● **Task description**:
Check every line below for the word "icon" and show those that hold it.

####################

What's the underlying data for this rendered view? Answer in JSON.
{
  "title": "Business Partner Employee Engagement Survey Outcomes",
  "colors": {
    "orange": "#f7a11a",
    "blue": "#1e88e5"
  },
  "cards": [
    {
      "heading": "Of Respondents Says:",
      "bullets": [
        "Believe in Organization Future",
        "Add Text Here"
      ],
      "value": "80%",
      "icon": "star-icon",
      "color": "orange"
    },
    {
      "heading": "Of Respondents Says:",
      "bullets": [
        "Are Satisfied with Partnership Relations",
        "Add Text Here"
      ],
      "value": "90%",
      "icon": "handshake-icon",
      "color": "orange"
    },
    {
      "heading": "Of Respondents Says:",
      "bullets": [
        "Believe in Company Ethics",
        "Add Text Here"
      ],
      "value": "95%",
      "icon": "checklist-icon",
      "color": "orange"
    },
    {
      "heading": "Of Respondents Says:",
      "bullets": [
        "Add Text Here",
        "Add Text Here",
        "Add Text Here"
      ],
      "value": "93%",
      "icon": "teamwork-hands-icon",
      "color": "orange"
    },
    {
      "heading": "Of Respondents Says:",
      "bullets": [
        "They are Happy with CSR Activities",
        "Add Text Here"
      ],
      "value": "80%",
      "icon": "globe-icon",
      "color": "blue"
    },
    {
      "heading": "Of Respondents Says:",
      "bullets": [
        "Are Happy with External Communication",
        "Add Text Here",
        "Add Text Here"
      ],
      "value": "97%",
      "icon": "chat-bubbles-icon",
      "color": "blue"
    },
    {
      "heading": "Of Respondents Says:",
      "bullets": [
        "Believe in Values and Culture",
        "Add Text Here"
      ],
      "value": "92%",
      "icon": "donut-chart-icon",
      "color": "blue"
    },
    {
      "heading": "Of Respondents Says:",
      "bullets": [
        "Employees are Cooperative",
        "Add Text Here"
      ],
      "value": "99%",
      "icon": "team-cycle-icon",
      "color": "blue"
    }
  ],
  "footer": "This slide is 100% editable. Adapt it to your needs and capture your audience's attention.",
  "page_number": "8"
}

####################

● **Right answer**:
      "icon": "star-icon",
      "icon": "handshake-icon",
      "icon": "checklist-icon",
      "icon": "teamwork-hands-icon",
      "icon": "globe-icon",
      "icon": "chat-bubbles-icon",
      "icon": "donut-chart-icon",
      "icon": "team-cycle-icon",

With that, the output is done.